● Goal:
Retype everything in the listing, leaving each line exactly as it is.

● Provided material:
--------------------------------------------------
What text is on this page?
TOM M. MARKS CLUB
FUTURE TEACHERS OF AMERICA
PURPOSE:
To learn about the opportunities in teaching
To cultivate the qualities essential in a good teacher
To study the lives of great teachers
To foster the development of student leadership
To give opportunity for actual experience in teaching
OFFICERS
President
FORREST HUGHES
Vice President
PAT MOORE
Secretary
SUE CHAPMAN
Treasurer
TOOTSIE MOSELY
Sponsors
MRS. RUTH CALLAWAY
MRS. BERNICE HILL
--------------------------------------------------
● The answer:
What text is on this page?
TOM M. MARKS CLUB
FUTURE TEACHERS OF AMERICA
PURPOSE:
To learn about the opportunities in teaching
To cultivate the qualities essential in a good teacher
To study the lives of great teachers
To foster the development of student leadership
To give opportunity for actual experience in teaching
OFFICERS
President
FORREST HUGHES
Vice President
PAT MOORE
Secretary
SUE CHAPMAN
Treasurer
TOOTSIE MOSELY
Sponsors
MRS. RUTH CALLAWAY
MRS. BERNICE HILL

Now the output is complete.